## WORK REQUIRED
Your task is to output the data exactly as it stands.

Figure record listings:
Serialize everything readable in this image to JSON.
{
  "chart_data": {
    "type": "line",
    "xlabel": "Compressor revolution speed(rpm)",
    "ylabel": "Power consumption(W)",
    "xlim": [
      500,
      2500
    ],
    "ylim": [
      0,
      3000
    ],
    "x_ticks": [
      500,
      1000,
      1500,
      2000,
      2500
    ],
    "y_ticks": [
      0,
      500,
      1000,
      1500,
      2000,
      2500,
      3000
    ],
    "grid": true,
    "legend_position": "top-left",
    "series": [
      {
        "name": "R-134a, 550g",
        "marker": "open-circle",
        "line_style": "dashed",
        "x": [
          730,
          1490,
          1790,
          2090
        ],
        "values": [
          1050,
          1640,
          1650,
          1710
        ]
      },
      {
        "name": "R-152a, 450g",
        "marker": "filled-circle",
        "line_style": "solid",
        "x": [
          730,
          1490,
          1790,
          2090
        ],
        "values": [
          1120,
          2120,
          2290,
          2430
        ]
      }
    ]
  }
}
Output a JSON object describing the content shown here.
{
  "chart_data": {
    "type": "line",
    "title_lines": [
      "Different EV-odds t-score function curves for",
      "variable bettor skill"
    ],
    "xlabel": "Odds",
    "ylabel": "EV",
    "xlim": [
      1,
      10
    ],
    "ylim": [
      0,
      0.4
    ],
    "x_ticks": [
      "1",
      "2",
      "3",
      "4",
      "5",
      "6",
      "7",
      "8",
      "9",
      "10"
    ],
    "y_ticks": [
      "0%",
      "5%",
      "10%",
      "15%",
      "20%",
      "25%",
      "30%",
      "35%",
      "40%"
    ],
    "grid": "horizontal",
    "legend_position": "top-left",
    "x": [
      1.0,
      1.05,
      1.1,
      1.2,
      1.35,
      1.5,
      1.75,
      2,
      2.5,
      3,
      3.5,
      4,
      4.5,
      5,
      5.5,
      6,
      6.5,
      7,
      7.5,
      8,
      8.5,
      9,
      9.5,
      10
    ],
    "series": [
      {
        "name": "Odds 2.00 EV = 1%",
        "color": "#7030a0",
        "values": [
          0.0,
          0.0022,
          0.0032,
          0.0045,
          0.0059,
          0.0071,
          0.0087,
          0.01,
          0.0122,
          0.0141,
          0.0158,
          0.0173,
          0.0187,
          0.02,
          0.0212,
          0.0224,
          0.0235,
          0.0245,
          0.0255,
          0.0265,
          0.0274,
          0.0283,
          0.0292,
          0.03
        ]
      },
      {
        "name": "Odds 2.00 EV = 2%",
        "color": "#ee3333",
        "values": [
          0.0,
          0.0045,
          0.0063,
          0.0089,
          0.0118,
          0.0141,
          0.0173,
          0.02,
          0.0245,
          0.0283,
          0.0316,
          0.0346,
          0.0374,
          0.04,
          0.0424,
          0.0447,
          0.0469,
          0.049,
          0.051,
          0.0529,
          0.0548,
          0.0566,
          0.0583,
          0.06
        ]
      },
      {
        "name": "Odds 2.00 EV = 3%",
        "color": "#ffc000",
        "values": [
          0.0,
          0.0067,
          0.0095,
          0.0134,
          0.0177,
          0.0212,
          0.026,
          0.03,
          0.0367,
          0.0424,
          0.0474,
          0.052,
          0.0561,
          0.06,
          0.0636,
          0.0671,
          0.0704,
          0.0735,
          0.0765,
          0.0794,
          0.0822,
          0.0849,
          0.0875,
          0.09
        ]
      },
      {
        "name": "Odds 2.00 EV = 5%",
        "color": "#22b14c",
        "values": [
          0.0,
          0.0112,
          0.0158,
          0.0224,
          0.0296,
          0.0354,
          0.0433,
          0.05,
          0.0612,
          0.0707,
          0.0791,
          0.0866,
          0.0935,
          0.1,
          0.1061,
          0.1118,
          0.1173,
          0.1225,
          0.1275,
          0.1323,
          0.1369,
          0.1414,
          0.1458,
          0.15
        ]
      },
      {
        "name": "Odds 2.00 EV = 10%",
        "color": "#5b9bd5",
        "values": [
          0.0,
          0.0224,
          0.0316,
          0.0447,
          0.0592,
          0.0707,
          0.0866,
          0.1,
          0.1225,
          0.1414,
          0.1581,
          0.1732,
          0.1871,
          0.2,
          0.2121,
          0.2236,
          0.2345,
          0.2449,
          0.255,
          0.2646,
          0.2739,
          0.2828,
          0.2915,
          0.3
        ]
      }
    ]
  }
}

## THE OUTPUT
Serialize everything readable in this image to JSON.
{
  "chart_data": {
    "type": "line",
    "xlabel": "Compressor revolution speed(rpm)",
    "ylabel": "Power consumption(W)",
    "xlim": [
      500,
      2500
    ],
    "ylim": [
      0,
      3000
    ],
    "x_ticks": [
      500,
      1000,
      1500,
      2000,
      2500
    ],
    "y_ticks": [
      0,
      500,
      1000,
      1500,
      2000,
      2500,
      3000
    ],
    "grid": true,
    "legend_position": "top-left",
    "series": [
      {
        "name": "R-134a, 550g",
        "marker": "open-circle",
        "line_style": "dashed",
        "x": [
          730,
          1490,
          1790,
          2090
        ],
        "values": [
          1050,
          1640,
          1650,
          1710
        ]
      },
      {
        "name": "R-152a, 450g",
        "marker": "filled-circle",
        "line_style": "solid",
        "x": [
          730,
          1490,
          1790,
          2090
        ],
        "values": [
          1120,
          2120,
          2290,
          2430
        ]
      }
    ]
  }
}
Output a JSON object describing the content shown here.
{
  "chart_data": {
    "type": "line",
    "title_lines": [
      "Different EV-odds t-score function curves for",
      "variable bettor skill"
    ],
    "xlabel": "Odds",
    "ylabel": "EV",
    "xlim": [
      1,
      10
    ],
    "ylim": [
      0,
      0.4
    ],
    "x_ticks": [
      "1",
      "2",
      "3",
      "4",
      "5",
      "6",
      "7",
      "8",
      "9",
      "10"
    ],
    "y_ticks": [
      "0%",
      "5%",
      "10%",
      "15%",
      "20%",
      "25%",
      "30%",
      "35%",
      "40%"
    ],
    "grid": "horizontal",
    "legend_position": "top-left",
    "x": [
      1.0,
      1.05,
      1.1,
      1.2,
      1.35,
      1.5,
      1.75,
      2,
      2.5,
      3,
      3.5,
      4,
      4.5,
      5,
      5.5,
      6,
      6.5,
      7,
      7.5,
      8,
      8.5,
      9,
      9.5,
      10
    ],
    "series": [
      {
        "name": "Odds 2.00 EV = 1%",
        "color": "#7030a0",
        "values": [
          0.0,
          0.0022,
          0.0032,
          0.0045,
          0.0059,
          0.0071,
          0.0087,
          0.01,
          0.0122,
          0.0141,
          0.0158,
          0.0173,
          0.0187,
          0.02,
          0.0212,
          0.0224,
          0.0235,
          0.0245,
          0.0255,
          0.0265,
          0.0274,
          0.0283,
          0.0292,
          0.03
        ]
      },
      {
        "name": "Odds 2.00 EV = 2%",
        "color": "#ee3333",
        "values": [
          0.0,
          0.0045,
          0.0063,
          0.0089,
          0.0118,
          0.0141,
          0.0173,
          0.02,
          0.0245,
          0.0283,
          0.0316,
          0.0346,
          0.0374,
          0.04,
          0.0424,
          0.0447,
          0.0469,
          0.049,
          0.051,
          0.0529,
          0.0548,
          0.0566,
          0.0583,
          0.06
        ]
      },
      {
        "name": "Odds 2.00 EV = 3%",
        "color": "#ffc000",
        "values": [
          0.0,
          0.0067,
          0.0095,
          0.0134,
          0.0177,
          0.0212,
          0.026,
          0.03,
          0.0367,
          0.0424,
          0.0474,
          0.052,
          0.0561,
          0.06,
          0.0636,
          0.0671,
          0.0704,
          0.0735,
          0.0765,
          0.0794,
          0.0822,
          0.0849,
          0.0875,
          0.09
        ]
      },
      {
        "name": "Odds 2.00 EV = 5%",
        "color": "#22b14c",
        "values": [
          0.0,
          0.0112,
          0.0158,
          0.0224,
          0.0296,
          0.0354,
          0.0433,
          0.05,
          0.0612,
          0.0707,
          0.0791,
          0.0866,
          0.0935,
          0.1,
          0.1061,
          0.1118,
          0.1173,
          0.1225,
          0.1275,
          0.1323,
          0.1369,
          0.1414,
          0.1458,
          0.15
        ]
      },
      {
        "name": "Odds 2.00 EV = 10%",
        "color": "#5b9bd5",
        "values": [
          0.0,
          0.0224,
          0.0316,
          0.0447,
          0.0592,
          0.0707,
          0.0866,
          0.1,
          0.1225,
          0.1414,
          0.1581,
          0.1732,
          0.1871,
          0.2,
          0.2121,
          0.2236,
          0.2345,
          0.2449,
          0.255,
          0.2646,
          0.2739,
          0.2828,
          0.2915,
          0.3
        ]
      }
    ]
  }
}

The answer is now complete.